*CHALLENGE*: Each record that follows should be repeated exactly, minus any images.

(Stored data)
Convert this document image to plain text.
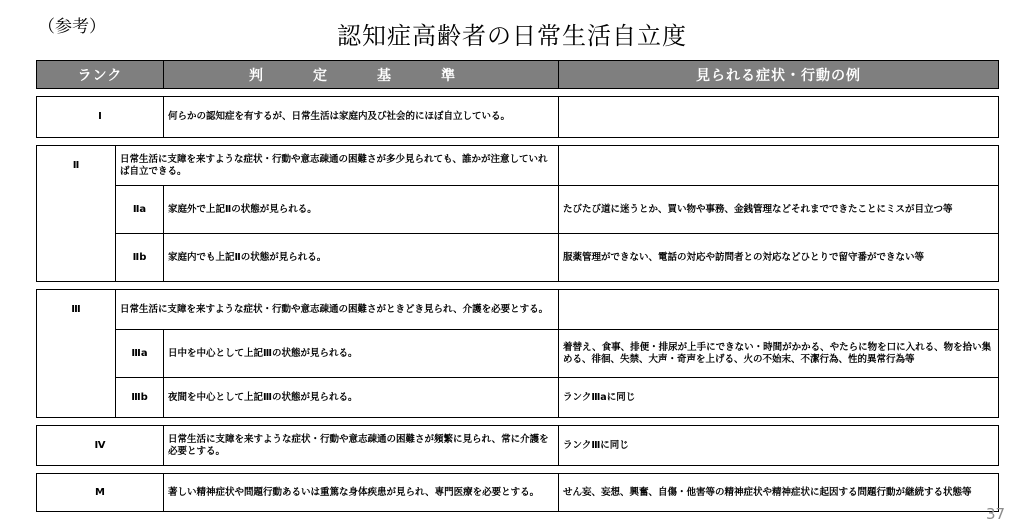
（参考）	認知症高齢者の日常生活自立度
ランク		判　定　基　準	見られる症状・行動の例

Ⅰ		何らかの認知症を有するが、日常生活は家庭内及び社会的にほぼ自立している。	

Ⅱ	日常生活に支障を来すような症状・行動や意志疎通の困難さが多少見られても、誰かが注意していれば自立できる。		

	Ⅱa	家庭外で上記Ⅱの状態が見られる。	たびたび道に迷うとか、買い物や事務、金銭管理などそれまでできたことにミスが目立つ等
	Ⅱb	家庭内でも上記Ⅱの状態が見られる。	服薬管理ができない、電話の対応や訪問者との対応などひとりで留守番ができない等

Ⅲ	日常生活に支障を来すような症状・行動や意志疎通の困難さがときどき見られ、介護を必要とする。		
	Ⅲa	日中を中心として上記Ⅲの状態が見られる。	着替え、食事、排便・排尿が上手にできない・時間がかかる、やたらに物を口に入れる、物を拾い集める、徘徊、失禁、大声・奇声を上げる、火の不始末、不潔行為、性的異常行為等
	Ⅲb	夜間を中心として上記Ⅲの状態が見られる。	ランクⅢaに同じ

Ⅳ		日常生活に支障を来すような症状・行動や意志疎通の困難さが頻繁に見られ、常に介護を必要とする。	ランクⅢに同じ

M		著しい精神症状や問題行動あるいは重篤な身体疾患が見られ、専門医療を必要とする。	せん妄、妄想、興奮、自傷・他害等の精神症状や精神症状に起因する問題行動が継続する状態等
37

*SOLUTION BELOW*:
Convert this document image to plain text.
（参考）	認知症高齢者の日常生活自立度
ランク		判　定　基　準	見られる症状・行動の例

Ⅰ		何らかの認知症を有するが、日常生活は家庭内及び社会的にほぼ自立している。	

Ⅱ	日常生活に支障を来すような症状・行動や意志疎通の困難さが多少見られても、誰かが注意していれば自立できる。		

	Ⅱa	家庭外で上記Ⅱの状態が見られる。	たびたび道に迷うとか、買い物や事務、金銭管理などそれまでできたことにミスが目立つ等
	Ⅱb	家庭内でも上記Ⅱの状態が見られる。	服薬管理ができない、電話の対応や訪問者との対応などひとりで留守番ができない等

Ⅲ	日常生活に支障を来すような症状・行動や意志疎通の困難さがときどき見られ、介護を必要とする。		
	Ⅲa	日中を中心として上記Ⅲの状態が見られる。	着替え、食事、排便・排尿が上手にできない・時間がかかる、やたらに物を口に入れる、物を拾い集める、徘徊、失禁、大声・奇声を上げる、火の不始末、不潔行為、性的異常行為等
	Ⅲb	夜間を中心として上記Ⅲの状態が見られる。	ランクⅢaに同じ

Ⅳ		日常生活に支障を来すような症状・行動や意志疎通の困難さが頻繁に見られ、常に介護を必要とする。	ランクⅢに同じ

M		著しい精神症状や問題行動あるいは重篤な身体疾患が見られ、専門医療を必要とする。	せん妄、妄想、興奮、自傷・他害等の精神症状や精神症状に起因する問題行動が継続する状態等
37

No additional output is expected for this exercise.